**PROBLEM DETAILS**
In the listing below, find every line with the string "delivery" and pull it out.

====== STORED RECORDS

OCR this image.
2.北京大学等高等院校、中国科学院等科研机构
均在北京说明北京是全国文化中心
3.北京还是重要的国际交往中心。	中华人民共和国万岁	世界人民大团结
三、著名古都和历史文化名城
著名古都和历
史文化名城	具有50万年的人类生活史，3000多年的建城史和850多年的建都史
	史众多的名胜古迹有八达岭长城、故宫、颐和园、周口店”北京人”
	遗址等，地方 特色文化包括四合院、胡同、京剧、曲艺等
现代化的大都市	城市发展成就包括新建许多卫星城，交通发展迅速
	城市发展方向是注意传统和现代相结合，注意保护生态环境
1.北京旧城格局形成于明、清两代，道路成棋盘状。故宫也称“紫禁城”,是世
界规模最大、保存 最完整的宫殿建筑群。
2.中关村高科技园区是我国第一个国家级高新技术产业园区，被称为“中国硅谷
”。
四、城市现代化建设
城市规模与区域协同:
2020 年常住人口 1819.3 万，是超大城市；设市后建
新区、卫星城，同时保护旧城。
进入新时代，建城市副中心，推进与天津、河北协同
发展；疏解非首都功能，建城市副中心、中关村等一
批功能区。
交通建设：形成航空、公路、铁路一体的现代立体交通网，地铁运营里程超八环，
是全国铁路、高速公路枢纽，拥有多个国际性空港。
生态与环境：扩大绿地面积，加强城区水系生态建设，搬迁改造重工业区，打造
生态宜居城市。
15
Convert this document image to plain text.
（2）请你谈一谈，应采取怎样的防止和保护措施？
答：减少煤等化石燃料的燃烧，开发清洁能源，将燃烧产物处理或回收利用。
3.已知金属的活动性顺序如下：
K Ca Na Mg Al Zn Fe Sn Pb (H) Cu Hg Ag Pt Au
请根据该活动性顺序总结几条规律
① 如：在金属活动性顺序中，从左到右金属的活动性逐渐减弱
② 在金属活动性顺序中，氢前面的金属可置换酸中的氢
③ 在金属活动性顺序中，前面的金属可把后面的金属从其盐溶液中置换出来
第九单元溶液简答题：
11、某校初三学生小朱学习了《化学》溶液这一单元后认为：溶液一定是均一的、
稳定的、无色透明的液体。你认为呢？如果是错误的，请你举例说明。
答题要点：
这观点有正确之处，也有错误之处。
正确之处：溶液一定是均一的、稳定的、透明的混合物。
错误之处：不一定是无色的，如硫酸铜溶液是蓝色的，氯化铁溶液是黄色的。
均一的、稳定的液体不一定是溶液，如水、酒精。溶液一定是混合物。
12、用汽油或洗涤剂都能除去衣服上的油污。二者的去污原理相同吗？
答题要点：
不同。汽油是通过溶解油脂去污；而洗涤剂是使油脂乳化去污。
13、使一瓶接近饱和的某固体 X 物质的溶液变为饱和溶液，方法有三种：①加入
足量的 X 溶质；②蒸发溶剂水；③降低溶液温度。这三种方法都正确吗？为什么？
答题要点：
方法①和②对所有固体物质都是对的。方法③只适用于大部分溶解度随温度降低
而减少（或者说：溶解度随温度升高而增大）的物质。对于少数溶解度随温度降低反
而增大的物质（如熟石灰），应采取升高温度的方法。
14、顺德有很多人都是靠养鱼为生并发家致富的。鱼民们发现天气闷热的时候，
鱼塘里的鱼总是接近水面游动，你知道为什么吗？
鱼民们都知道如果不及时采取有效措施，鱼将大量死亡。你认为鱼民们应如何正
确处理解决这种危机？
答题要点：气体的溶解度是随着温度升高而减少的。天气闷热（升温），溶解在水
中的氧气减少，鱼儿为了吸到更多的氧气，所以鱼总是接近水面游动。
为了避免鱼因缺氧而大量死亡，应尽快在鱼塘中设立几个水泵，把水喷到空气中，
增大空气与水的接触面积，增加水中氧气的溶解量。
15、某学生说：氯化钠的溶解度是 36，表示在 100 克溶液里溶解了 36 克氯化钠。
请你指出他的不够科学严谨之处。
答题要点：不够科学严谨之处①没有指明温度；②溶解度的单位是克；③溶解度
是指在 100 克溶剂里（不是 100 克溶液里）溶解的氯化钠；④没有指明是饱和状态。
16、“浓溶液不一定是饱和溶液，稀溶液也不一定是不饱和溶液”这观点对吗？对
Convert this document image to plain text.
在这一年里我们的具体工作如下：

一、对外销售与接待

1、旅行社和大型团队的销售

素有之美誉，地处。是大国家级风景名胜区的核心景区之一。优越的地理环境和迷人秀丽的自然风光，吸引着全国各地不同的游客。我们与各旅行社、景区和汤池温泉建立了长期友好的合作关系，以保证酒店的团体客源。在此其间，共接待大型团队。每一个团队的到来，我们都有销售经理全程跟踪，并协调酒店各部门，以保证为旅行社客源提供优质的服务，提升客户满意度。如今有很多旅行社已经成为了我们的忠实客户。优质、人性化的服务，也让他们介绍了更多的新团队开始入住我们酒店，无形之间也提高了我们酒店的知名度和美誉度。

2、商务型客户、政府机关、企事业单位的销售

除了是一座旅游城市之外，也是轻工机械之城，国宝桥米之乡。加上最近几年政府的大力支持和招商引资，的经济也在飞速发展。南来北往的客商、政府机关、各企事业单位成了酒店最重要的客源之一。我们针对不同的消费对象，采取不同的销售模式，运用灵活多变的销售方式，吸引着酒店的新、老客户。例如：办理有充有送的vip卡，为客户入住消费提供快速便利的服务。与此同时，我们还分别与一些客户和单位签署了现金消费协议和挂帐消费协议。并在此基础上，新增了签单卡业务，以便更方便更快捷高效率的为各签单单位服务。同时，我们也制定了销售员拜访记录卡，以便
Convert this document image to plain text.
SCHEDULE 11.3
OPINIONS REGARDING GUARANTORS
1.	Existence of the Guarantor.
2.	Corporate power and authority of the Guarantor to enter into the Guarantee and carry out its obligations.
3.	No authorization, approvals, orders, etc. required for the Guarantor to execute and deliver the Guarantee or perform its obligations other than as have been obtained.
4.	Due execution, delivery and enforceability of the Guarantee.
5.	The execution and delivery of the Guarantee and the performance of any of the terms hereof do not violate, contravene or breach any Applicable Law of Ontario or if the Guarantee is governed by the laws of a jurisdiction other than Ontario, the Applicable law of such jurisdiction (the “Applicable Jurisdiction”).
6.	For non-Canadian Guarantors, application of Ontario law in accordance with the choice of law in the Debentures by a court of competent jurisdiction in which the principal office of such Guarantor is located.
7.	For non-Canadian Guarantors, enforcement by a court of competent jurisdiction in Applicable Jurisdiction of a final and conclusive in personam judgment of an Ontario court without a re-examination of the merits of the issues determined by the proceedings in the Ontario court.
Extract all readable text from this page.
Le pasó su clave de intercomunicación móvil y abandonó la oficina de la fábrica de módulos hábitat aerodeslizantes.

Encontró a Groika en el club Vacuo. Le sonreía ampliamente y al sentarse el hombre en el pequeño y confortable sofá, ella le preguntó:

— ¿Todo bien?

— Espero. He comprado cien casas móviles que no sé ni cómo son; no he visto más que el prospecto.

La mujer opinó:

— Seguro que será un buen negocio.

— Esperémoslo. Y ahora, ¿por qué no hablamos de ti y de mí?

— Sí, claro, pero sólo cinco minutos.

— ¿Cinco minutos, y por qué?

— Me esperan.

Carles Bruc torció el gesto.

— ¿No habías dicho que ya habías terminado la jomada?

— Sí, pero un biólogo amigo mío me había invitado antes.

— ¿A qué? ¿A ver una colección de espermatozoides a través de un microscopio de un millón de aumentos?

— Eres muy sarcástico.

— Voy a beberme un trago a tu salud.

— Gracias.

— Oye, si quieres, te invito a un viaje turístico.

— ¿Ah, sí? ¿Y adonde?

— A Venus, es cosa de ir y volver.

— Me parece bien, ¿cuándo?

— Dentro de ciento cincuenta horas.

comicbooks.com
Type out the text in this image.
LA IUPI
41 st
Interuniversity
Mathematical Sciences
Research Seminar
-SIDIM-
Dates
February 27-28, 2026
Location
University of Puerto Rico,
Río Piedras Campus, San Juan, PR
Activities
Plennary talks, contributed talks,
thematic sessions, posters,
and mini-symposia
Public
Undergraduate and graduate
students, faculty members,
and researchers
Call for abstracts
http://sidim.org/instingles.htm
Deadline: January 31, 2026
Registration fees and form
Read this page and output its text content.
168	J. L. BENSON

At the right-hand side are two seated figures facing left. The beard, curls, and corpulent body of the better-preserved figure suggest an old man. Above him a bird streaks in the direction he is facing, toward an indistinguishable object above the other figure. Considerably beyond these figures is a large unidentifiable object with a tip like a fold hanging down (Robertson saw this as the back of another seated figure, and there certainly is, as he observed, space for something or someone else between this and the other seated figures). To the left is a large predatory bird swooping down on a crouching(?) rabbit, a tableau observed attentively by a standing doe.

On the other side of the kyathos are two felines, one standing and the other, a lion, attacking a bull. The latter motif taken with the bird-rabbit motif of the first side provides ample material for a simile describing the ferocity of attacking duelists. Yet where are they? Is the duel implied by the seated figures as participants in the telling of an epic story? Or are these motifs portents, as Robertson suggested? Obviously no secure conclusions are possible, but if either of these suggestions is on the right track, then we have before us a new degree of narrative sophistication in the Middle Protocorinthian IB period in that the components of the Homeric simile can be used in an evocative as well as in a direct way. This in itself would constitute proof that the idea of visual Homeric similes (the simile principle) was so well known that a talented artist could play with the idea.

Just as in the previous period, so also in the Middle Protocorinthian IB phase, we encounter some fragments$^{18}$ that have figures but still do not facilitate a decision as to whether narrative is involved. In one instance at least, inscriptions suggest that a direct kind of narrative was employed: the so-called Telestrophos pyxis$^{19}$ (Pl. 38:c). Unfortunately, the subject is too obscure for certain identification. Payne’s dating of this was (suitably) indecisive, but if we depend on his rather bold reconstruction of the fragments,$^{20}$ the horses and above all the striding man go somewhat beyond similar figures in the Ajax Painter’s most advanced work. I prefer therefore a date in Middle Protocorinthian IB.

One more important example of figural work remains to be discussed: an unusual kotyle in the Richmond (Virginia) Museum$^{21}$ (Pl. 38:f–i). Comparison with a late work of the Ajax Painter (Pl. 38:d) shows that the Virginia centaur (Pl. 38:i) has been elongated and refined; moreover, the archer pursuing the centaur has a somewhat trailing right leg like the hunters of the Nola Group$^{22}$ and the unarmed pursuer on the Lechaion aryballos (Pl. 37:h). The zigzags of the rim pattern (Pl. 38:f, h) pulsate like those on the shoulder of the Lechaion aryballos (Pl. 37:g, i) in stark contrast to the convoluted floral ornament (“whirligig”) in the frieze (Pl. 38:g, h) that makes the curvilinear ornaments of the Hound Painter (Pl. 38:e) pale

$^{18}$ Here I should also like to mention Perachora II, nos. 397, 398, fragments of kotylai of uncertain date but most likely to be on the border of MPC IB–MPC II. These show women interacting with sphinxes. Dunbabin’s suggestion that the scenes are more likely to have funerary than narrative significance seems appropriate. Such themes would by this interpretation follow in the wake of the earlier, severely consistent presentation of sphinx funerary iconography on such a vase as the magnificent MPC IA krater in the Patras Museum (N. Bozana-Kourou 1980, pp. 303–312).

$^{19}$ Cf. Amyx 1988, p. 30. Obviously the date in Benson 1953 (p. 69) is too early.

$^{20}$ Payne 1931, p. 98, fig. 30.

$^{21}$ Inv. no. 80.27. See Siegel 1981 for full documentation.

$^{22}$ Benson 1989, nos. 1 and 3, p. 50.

============

**RESULT**
4.	Due execution, delivery and enforceability of the Guarantee.
5.	The execution and delivery of the Guarantee and the performance of any of the terms hereof do not violate, contravene or breach any Applicable Law of Ontario or if the Guarantee is governed by the laws of a jurisdiction other than Ontario, the Applicable law of such jurisdiction (the “Applicable Jurisdiction”).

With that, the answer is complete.